§ **Directions**:
Scan the data. Collect each line that contains the word "content".

>> START Material for the task

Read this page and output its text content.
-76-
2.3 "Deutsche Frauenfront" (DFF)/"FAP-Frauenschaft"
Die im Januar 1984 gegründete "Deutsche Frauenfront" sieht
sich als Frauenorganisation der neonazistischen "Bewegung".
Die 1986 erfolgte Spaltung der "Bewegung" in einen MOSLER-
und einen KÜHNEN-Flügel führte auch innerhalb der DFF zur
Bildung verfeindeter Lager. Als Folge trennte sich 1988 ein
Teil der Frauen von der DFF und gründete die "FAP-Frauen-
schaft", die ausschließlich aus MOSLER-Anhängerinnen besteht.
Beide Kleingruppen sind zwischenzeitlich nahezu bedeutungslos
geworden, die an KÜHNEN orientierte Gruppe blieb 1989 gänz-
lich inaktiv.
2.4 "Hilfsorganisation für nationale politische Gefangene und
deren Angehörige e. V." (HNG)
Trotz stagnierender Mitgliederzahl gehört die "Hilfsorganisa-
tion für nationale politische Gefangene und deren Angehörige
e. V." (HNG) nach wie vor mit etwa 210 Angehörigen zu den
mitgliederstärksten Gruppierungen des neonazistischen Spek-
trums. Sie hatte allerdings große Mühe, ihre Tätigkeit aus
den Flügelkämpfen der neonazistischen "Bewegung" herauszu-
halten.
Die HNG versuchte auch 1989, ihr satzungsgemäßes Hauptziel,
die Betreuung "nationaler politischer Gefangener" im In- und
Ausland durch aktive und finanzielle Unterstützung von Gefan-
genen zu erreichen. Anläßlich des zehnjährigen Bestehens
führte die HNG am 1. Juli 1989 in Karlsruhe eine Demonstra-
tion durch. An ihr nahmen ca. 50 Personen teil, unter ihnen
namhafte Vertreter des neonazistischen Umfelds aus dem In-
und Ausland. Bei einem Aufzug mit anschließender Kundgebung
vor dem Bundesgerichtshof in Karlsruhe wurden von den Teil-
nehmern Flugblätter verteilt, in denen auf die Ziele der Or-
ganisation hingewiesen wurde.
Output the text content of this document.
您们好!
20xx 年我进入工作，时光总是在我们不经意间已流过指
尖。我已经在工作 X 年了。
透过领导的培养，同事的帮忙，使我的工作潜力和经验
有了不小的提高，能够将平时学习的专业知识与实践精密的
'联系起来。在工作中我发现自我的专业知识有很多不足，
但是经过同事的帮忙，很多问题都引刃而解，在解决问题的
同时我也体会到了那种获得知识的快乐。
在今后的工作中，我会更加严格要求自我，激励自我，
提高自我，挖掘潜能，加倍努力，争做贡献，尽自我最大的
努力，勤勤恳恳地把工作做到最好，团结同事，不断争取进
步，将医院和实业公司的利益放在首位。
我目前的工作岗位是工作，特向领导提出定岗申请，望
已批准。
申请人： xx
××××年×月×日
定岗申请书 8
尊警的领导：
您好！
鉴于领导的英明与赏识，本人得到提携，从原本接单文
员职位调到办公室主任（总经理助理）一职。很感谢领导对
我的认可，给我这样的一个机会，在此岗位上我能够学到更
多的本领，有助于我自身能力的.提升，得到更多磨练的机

>> END Material for the task
>> START Material for the task

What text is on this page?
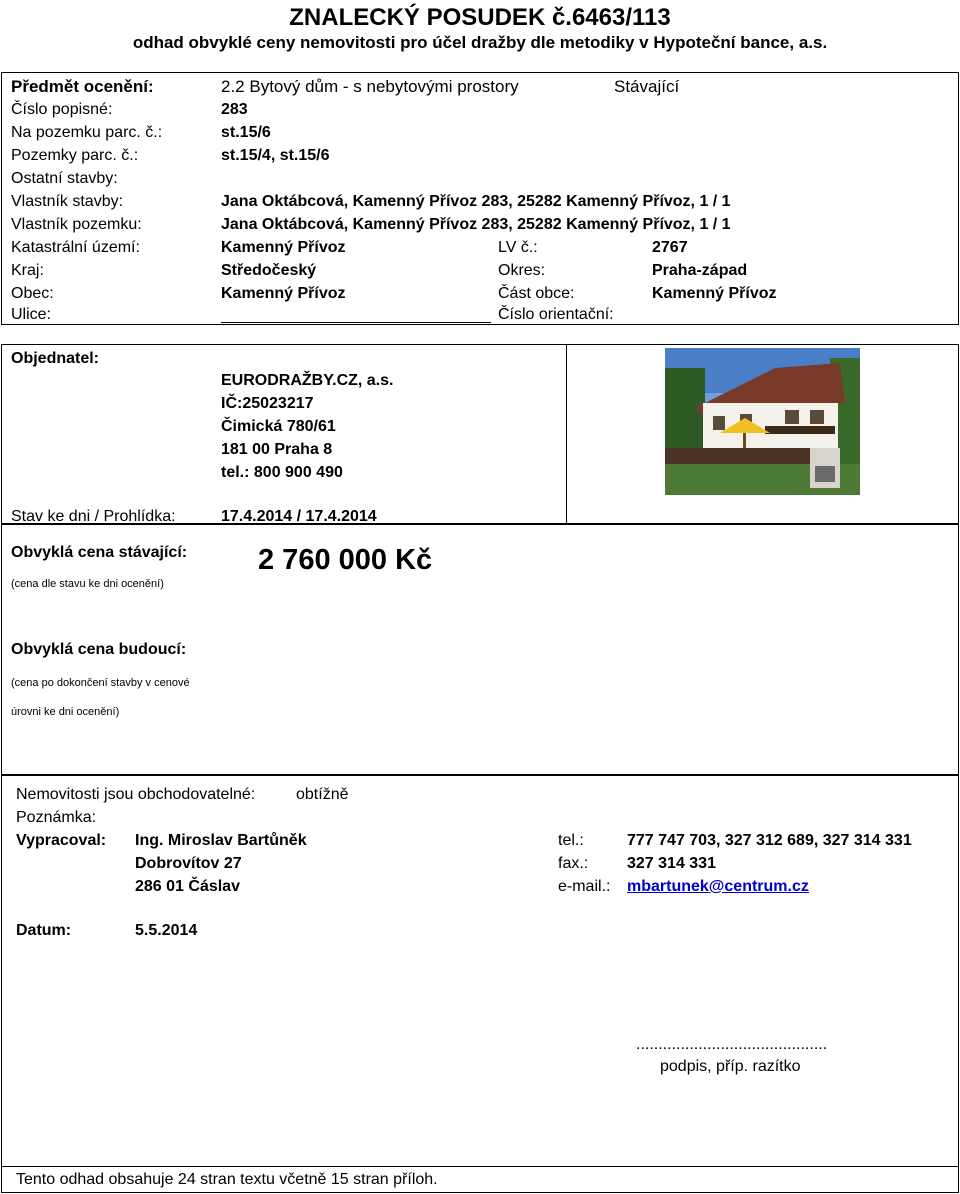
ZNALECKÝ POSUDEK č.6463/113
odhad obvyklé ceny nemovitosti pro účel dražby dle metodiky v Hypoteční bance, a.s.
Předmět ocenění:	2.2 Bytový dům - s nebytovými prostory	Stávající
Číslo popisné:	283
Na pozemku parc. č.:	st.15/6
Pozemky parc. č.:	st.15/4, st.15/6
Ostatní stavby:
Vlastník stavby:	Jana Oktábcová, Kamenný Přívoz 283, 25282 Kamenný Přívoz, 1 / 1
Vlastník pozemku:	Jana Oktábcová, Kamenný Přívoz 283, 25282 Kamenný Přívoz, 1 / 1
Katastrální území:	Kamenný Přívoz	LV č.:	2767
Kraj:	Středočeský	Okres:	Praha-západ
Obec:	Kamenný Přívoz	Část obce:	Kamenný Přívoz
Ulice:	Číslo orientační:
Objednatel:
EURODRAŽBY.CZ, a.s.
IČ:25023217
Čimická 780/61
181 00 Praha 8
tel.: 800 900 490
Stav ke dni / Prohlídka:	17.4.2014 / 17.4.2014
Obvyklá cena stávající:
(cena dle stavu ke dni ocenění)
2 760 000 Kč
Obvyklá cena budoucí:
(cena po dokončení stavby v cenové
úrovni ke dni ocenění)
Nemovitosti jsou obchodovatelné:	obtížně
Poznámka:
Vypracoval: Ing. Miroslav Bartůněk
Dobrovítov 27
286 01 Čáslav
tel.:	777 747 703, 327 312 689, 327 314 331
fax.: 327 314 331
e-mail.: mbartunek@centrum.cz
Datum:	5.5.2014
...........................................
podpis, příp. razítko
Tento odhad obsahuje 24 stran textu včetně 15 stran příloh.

>> END Material for the task

§ **Result**:
Read this page and output its text content.
Output the text content of this document.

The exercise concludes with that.